__Exercise task__
The entries below should be transcribed in their entirety, exactly as written.

[Records from a data collection]
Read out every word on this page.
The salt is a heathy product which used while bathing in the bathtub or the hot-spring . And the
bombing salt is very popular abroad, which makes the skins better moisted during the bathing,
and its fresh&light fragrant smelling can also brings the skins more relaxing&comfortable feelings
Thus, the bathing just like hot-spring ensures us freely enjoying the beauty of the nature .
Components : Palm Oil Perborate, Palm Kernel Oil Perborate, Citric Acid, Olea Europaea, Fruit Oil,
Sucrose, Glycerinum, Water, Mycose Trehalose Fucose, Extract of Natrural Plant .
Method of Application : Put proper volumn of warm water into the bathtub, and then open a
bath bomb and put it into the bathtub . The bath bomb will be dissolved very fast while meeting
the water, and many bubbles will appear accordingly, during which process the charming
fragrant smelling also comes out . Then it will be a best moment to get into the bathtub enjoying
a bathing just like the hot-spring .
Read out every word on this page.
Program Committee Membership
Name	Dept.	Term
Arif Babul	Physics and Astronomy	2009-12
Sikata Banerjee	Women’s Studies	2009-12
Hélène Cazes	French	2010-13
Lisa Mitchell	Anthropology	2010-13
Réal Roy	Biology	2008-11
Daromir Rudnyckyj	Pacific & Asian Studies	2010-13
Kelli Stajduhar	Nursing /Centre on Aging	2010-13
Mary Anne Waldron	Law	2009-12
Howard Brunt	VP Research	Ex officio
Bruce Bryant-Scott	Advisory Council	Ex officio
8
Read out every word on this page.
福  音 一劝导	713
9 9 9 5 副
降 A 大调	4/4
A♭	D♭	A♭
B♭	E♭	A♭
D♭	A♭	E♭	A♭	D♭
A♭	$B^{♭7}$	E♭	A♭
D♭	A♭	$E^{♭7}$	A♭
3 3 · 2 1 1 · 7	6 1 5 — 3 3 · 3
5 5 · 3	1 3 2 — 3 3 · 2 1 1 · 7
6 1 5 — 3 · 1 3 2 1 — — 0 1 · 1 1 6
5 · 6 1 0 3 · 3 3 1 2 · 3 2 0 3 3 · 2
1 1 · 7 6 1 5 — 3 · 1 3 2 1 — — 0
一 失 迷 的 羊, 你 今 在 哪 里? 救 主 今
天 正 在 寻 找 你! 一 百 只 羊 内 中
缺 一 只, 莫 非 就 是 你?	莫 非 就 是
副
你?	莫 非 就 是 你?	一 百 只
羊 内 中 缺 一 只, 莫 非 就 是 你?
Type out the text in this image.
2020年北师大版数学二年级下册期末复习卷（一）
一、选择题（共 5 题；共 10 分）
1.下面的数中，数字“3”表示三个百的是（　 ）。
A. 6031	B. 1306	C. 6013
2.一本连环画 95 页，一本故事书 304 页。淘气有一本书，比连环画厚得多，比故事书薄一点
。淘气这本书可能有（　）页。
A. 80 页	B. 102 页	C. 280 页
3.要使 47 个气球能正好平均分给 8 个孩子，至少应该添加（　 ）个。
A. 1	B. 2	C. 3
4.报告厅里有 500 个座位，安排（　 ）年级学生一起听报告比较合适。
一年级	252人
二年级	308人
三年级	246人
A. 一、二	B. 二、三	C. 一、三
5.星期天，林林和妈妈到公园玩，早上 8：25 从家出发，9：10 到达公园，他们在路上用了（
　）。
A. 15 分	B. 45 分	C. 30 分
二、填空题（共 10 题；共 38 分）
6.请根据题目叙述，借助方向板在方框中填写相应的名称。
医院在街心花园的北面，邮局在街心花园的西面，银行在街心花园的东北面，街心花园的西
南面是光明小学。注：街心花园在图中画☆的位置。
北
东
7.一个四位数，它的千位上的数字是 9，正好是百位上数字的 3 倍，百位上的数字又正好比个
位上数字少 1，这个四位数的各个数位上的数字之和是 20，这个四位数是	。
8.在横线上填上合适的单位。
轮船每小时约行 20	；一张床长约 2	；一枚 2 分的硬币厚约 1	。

__Written answer__
Read out every word on this page.
The salt is a heathy product which used while bathing in the bathtub or the hot-spring . And the
bombing salt is very popular abroad, which makes the skins better moisted during the bathing,
and its fresh&light fragrant smelling can also brings the skins more relaxing&comfortable feelings
Thus, the bathing just like hot-spring ensures us freely enjoying the beauty of the nature .
Components : Palm Oil Perborate, Palm Kernel Oil Perborate, Citric Acid, Olea Europaea, Fruit Oil,
Sucrose, Glycerinum, Water, Mycose Trehalose Fucose, Extract of Natrural Plant .
Method of Application : Put proper volumn of warm water into the bathtub, and then open a
bath bomb and put it into the bathtub . The bath bomb will be dissolved very fast while meeting
the water, and many bubbles will appear accordingly, during which process the charming
fragrant smelling also comes out . Then it will be a best moment to get into the bathtub enjoying
a bathing just like the hot-spring .
Read out every word on this page.
Program Committee Membership
Name	Dept.	Term
Arif Babul	Physics and Astronomy	2009-12
Sikata Banerjee	Women’s Studies	2009-12
Hélène Cazes	French	2010-13
Lisa Mitchell	Anthropology	2010-13
Réal Roy	Biology	2008-11
Daromir Rudnyckyj	Pacific & Asian Studies	2010-13
Kelli Stajduhar	Nursing /Centre on Aging	2010-13
Mary Anne Waldron	Law	2009-12
Howard Brunt	VP Research	Ex officio
Bruce Bryant-Scott	Advisory Council	Ex officio
8
Read out every word on this page.
福  音 一劝导	713
9 9 9 5 副
降 A 大调	4/4
A♭	D♭	A♭
B♭	E♭	A♭
D♭	A♭	E♭	A♭	D♭
A♭	$B^{♭7}$	E♭	A♭
D♭	A♭	$E^{♭7}$	A♭
3 3 · 2 1 1 · 7	6 1 5 — 3 3 · 3
5 5 · 3	1 3 2 — 3 3 · 2 1 1 · 7
6 1 5 — 3 · 1 3 2 1 — — 0 1 · 1 1 6
5 · 6 1 0 3 · 3 3 1 2 · 3 2 0 3 3 · 2
1 1 · 7 6 1 5 — 3 · 1 3 2 1 — — 0
一 失 迷 的 羊, 你 今 在 哪 里? 救 主 今
天 正 在 寻 找 你! 一 百 只 羊 内 中
缺 一 只, 莫 非 就 是 你?	莫 非 就 是
副
你?	莫 非 就 是 你?	一 百 只
羊 内 中 缺 一 只, 莫 非 就 是 你?
Type out the text in this image.
2020年北师大版数学二年级下册期末复习卷（一）
一、选择题（共 5 题；共 10 分）
1.下面的数中，数字“3”表示三个百的是（　 ）。
A. 6031	B. 1306	C. 6013
2.一本连环画 95 页，一本故事书 304 页。淘气有一本书，比连环画厚得多，比故事书薄一点
。淘气这本书可能有（　）页。
A. 80 页	B. 102 页	C. 280 页
3.要使 47 个气球能正好平均分给 8 个孩子，至少应该添加（　 ）个。
A. 1	B. 2	C. 3
4.报告厅里有 500 个座位，安排（　 ）年级学生一起听报告比较合适。
一年级	252人
二年级	308人
三年级	246人
A. 一、二	B. 二、三	C. 一、三
5.星期天，林林和妈妈到公园玩，早上 8：25 从家出发，9：10 到达公园，他们在路上用了（
　）。
A. 15 分	B. 45 分	C. 30 分
二、填空题（共 10 题；共 38 分）
6.请根据题目叙述，借助方向板在方框中填写相应的名称。
医院在街心花园的北面，邮局在街心花园的西面，银行在街心花园的东北面，街心花园的西
南面是光明小学。注：街心花园在图中画☆的位置。
北
东
7.一个四位数，它的千位上的数字是 9，正好是百位上数字的 3 倍，百位上的数字又正好比个
位上数字少 1，这个四位数的各个数位上的数字之和是 20，这个四位数是	。
8.在横线上填上合适的单位。
轮船每小时约行 20	；一张床长约 2	；一枚 2 分的硬币厚约 1	。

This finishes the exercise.